• **Dataset entries**:
::::::

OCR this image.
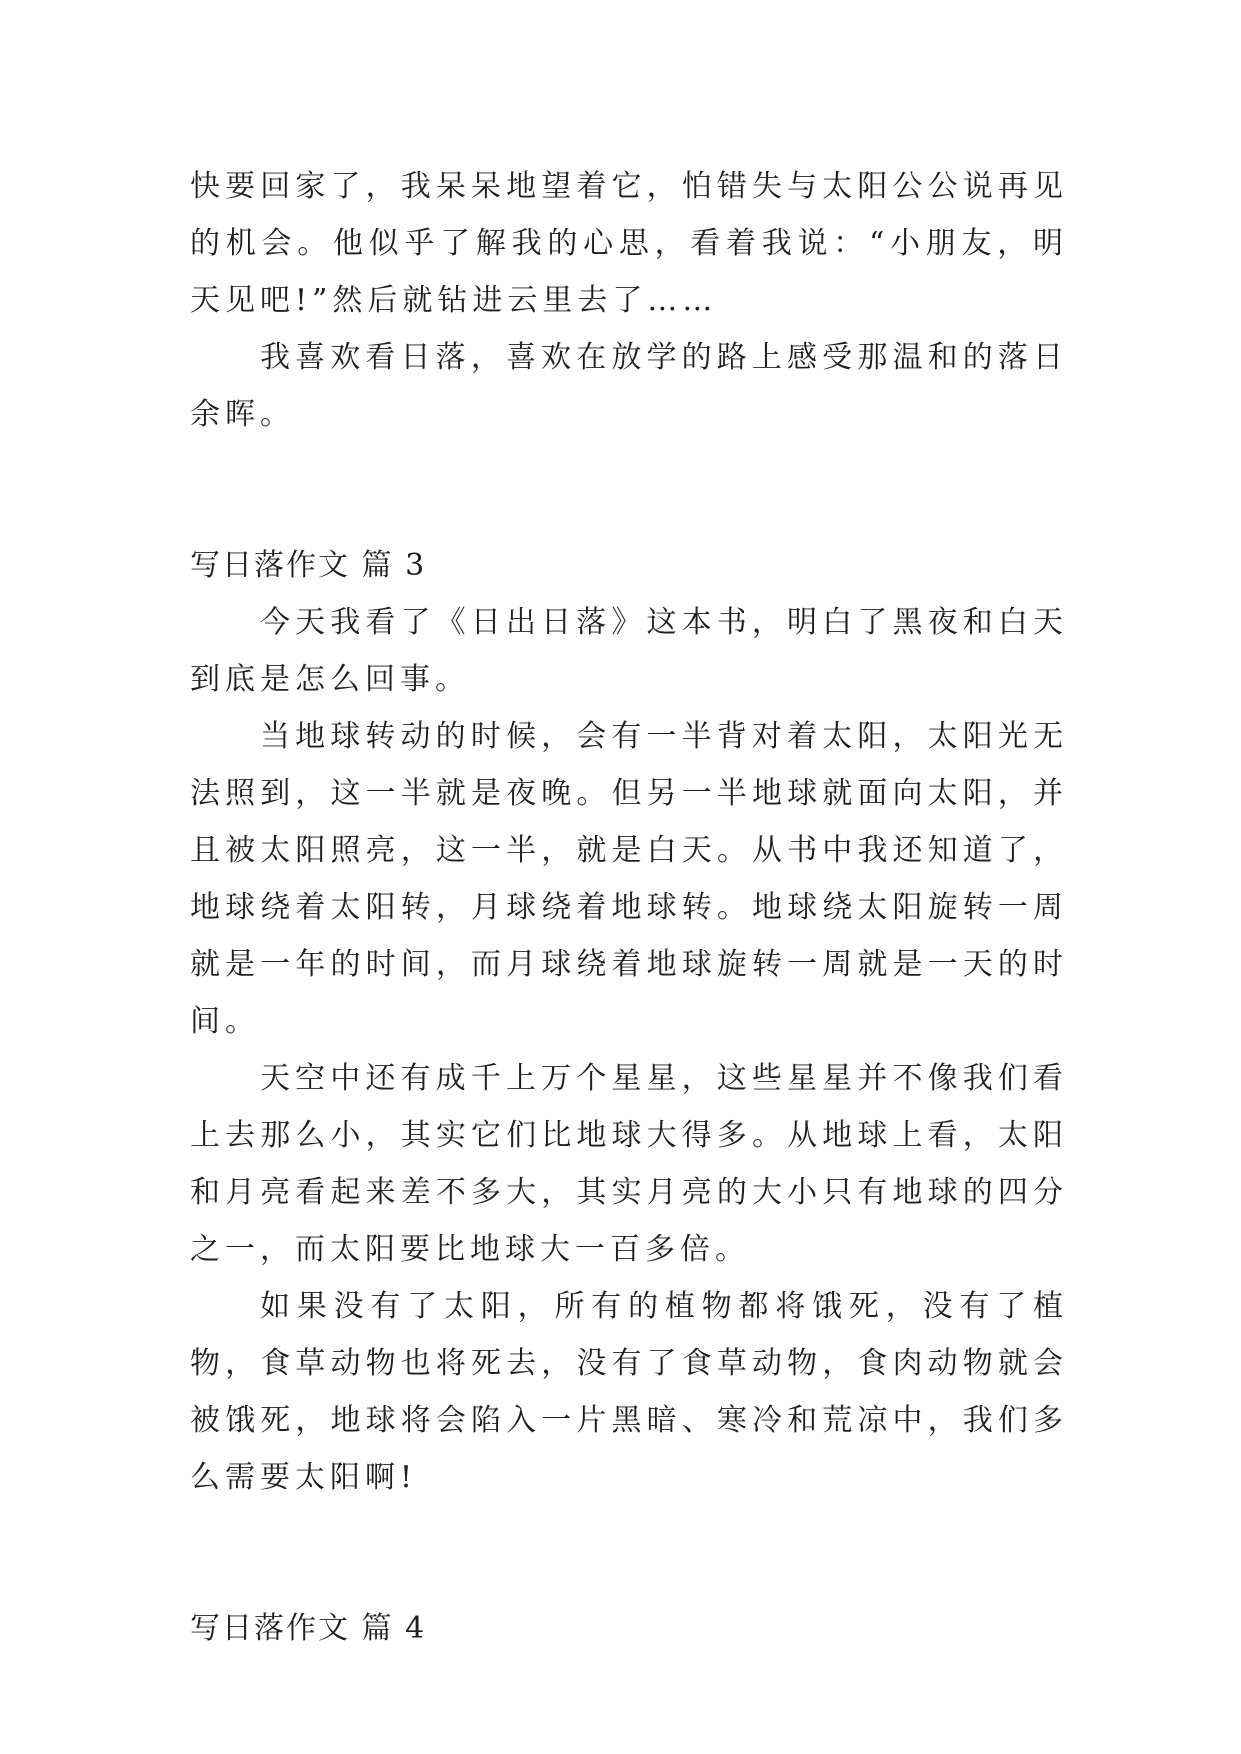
快要回家了，我呆呆地望着它，怕错失与太阳公公说再见的机会。他似乎了解我的心思，看着我说：“小朋友，明天见吧!”然后就钻进云里去了……

我喜欢看日落，喜欢在放学的路上感受那温和的落日余晖。

写日落作文 篇 3

今天我看了《日出日落》这本书，明白了黑夜和白天到底是怎么回事。

当地球转动的时候，会有一半背对着太阳，太阳光无法照到，这一半就是夜晚。但另一半地球就面向太阳，并且被太阳照亮，这一半，就是白天。从书中我还知道了，地球绕着太阳转，月球绕着地球转。地球绕太阳旋转一周就是一年的时间，而月球绕着地球旋转一周就是一天的时间。

天空中还有成千上万个星星，这些星星并不像我们看上去那么小，其实它们比地球大得多。从地球上看，太阳和月亮看起来差不多大，其实月亮的大小只有地球的四分之一，而太阳要比地球大一百多倍。

如果没有了太阳，所有的植物都将饿死，没有了植物，食草动物也将死去，没有了食草动物，食肉动物就会被饿死，地球将会陷入一片黑暗、寒冷和荒凉中，我们多么需要太阳啊!

写日落作文 篇 4
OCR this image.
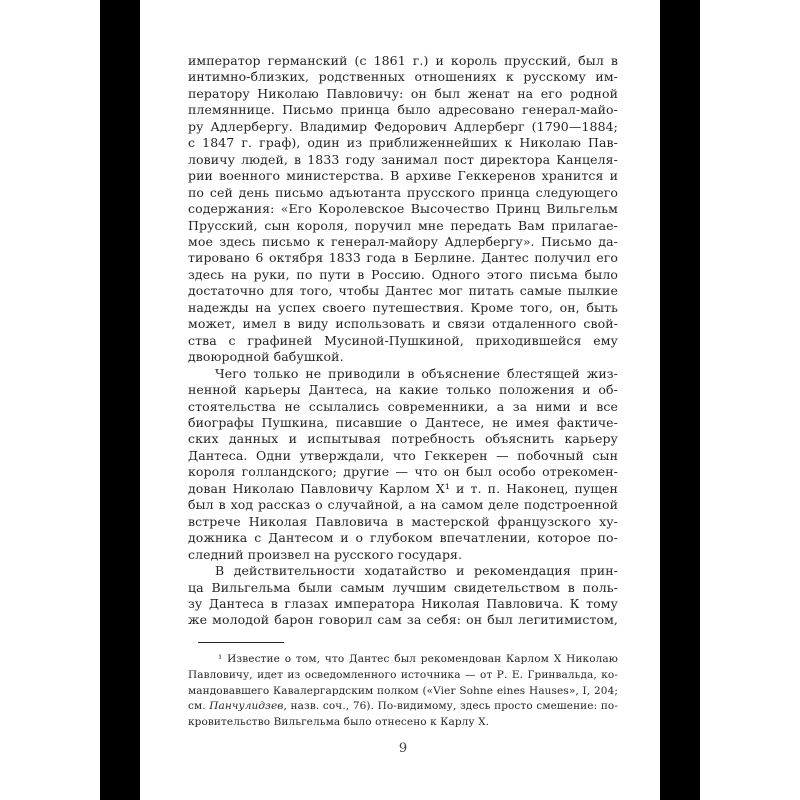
император германский (с 1861 г.) и король прусский, был в
интимно-близких, родственных отношениях к русскому им-
ператору Николаю Павловичу: он был женат на его родной
племяннице. Письмо принца было адресовано генерал-майо-
ру Адлербергу. Владимир Федорович Адлерберг (1790—1884;
с 1847 г. граф), один из приближеннейших к Николаю Пав-
ловичу людей, в 1833 году занимал пост директора Канцеля-
рии военного министерства. В архиве Геккеренов хранится и
по сей день письмо адъютанта прусского принца следующего
содержания: «Его Королевское Высочество Принц Вильгельм
Прусский, сын короля, поручил мне передать Вам прилагае-
мое здесь письмо к генерал-майору Адлербергу». Письмо да-
тировано 6 октября 1833 года в Берлине. Дантес получил его
здесь на руки, по пути в Россию. Одного этого письма было
достаточно для того, чтобы Дантес мог питать самые пылкие
надежды на успех своего путешествия. Кроме того, он, быть
может, имел в виду использовать и связи отдаленного свой-
ства с графиней Мусиной-Пушкиной, приходившейся ему
двоюродной бабушкой.
Чего только не приводили в объяснение блестящей жиз-
ненной карьеры Дантеса, на какие только положения и об-
стоятельства не ссылались современники, а за ними и все
биографы Пушкина, писавшие о Дантесе, не имея фактиче-
ских данных и испытывая потребность объяснить карьеру
Дантеса. Одни утверждали, что Геккерен — побочный сын
короля голландского; другие — что он был особо отрекомен-
дован Николаю Павловичу Карлом X¹ и т. п. Наконец, пущен
был в ход рассказ о случайной, а на самом деле подстроенной
встрече Николая Павловича в мастерской французского ху-
дожника с Дантесом и о глубоком впечатлении, которое по-
следний произвел на русского государя.
В действительности ходатайство и рекомендация прин-
ца Вильгельма были самым лучшим свидетельством в поль-
зу Дантеса в глазах императора Николая Павловича. К тому
же молодой барон говорил сам за себя: он был легитимистом,
¹ Известие о том, что Дантес был рекомендован Карлом X Николаю
Павловичу, идет из осведомленного источника — от Р. Е. Гринвальда, ко-
мандовавшего Кавалергардским полком («Vier Sohne eines Hauses», I, 204;
см. Панчулидзев, назв. соч., 76). По-видимому, здесь просто смешение: по-
кровительство Вильгельма было отнесено к Карлу X.
9
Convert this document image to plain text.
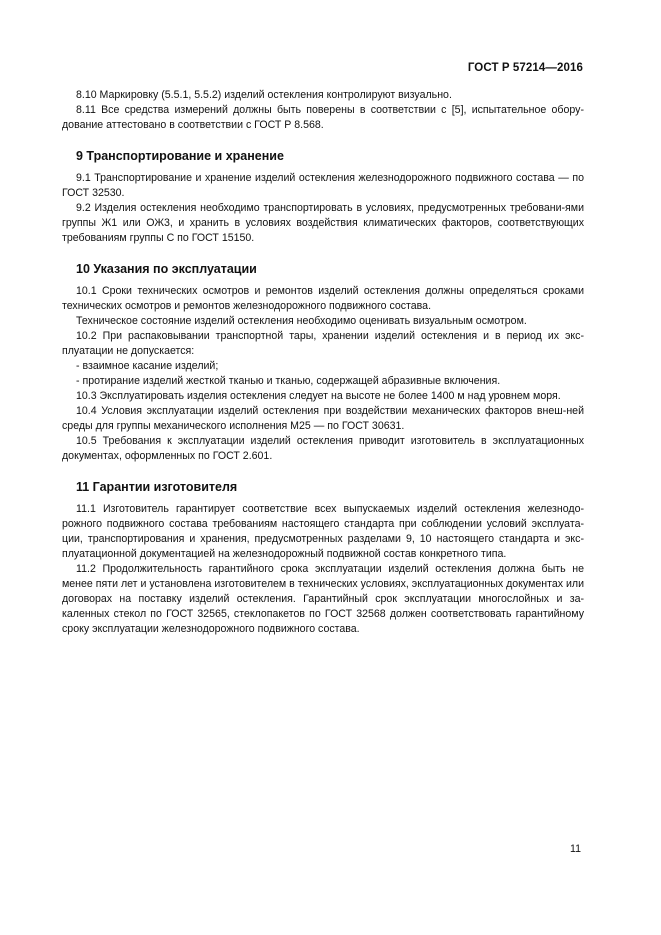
ГОСТ Р 57214—2016

8.10 Маркировку (5.5.1, 5.5.2) изделий остекления контролируют визуально.

8.11 Все средства измерений должны быть поверены в соответствии с [5], испытательное обору-дование аттестовано в соответствии с ГОСТ Р 8.568.

9 Транспортирование и хранение

9.1 Транспортирование и хранение изделий остекления железнодорожного подвижного состава — по ГОСТ 32530.

9.2 Изделия остекления необходимо транспортировать в условиях, предусмотренных требовани-ями группы Ж1 или ОЖ3, и хранить в условиях воздействия климатических факторов, соответствующих требованиям группы С по ГОСТ 15150.

10 Указания по эксплуатации

10.1 Сроки технических осмотров и ремонтов изделий остекления должны определяться сроками технических осмотров и ремонтов железнодорожного подвижного состава.

Техническое состояние изделий остекления необходимо оценивать визуальным осмотром.

10.2 При распаковывании транспортной тары, хранении изделий остекления и в период их экс-плуатации не допускается:

- взаимное касание изделий;

- протирание изделий жесткой тканью и тканью, содержащей абразивные включения.

10.3 Эксплуатировать изделия остекления следует на высоте не более 1400 м над уровнем моря.

10.4 Условия эксплуатации изделий остекления при воздействии механических факторов внеш-ней среды для группы механического исполнения М25 — по ГОСТ 30631.

10.5 Требования к эксплуатации изделий остекления приводит изготовитель в эксплуатационных документах, оформленных по ГОСТ 2.601.

11 Гарантии изготовителя

11.1 Изготовитель гарантирует соответствие всех выпускаемых изделий остекления железнодо-рожного подвижного состава требованиям настоящего стандарта при соблюдении условий эксплуата-ции, транспортирования и хранения, предусмотренных разделами 9, 10 настоящего стандарта и экс-плуатационной документацией на железнодорожный подвижной состав конкретного типа.

11.2 Продолжительность гарантийного срока эксплуатации изделий остекления должна быть не менее пяти лет и установлена изготовителем в технических условиях, эксплуатационных документах или договорах на поставку изделий остекления. Гарантийный срок эксплуатации многослойных и за-каленных стекол по ГОСТ 32565, стеклопакетов по ГОСТ 32568 должен соответствовать гарантийному сроку эксплуатации железнодорожного подвижного состава.

11
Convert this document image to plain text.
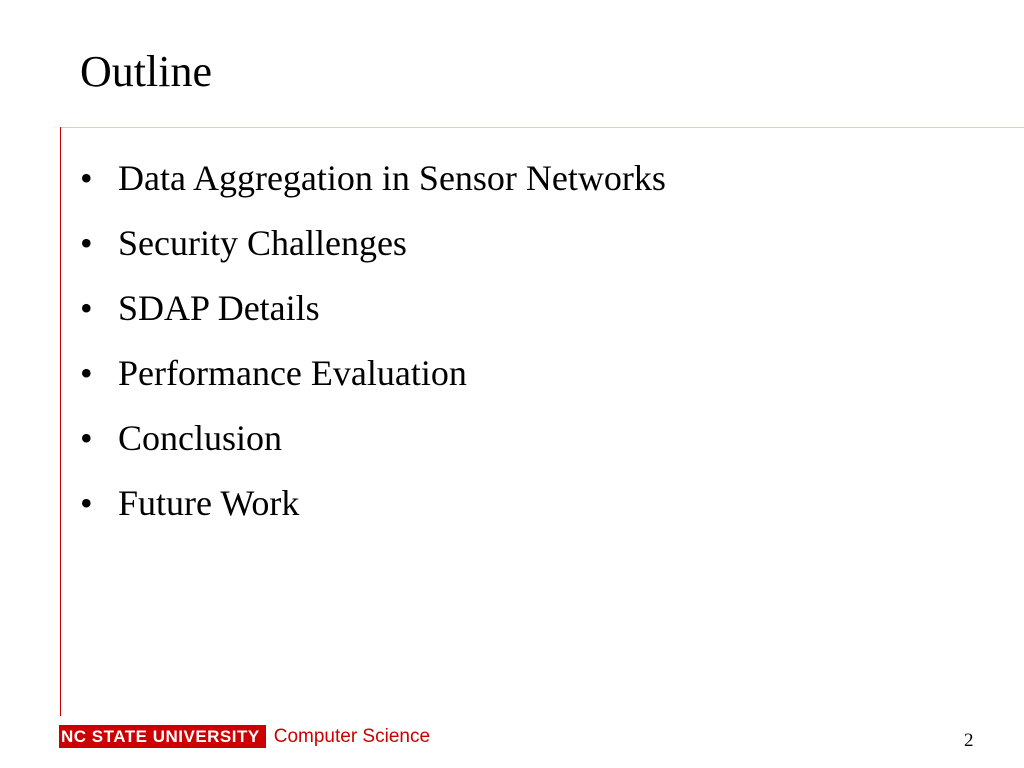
Outline
• Data Aggregation in Sensor Networks
• Security Challenges
• SDAP Details
• Performance Evaluation
• Conclusion
• Future Work
NC STATE UNIVERSITY Computer Science	2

::::::

• **What the task asks**:
Check each line of the records for the word "необходимо", and show the lines that contain it.

• **Task solution**:
9.2 Изделия остекления необходимо транспортировать в условиях, предусмотренных требовани-ями группы Ж1 или ОЖ3, и хранить в условиях воздействия климатических факторов, соответствующих требованиям группы С по ГОСТ 15150.
Техническое состояние изделий остекления необходимо оценивать визуальным осмотром.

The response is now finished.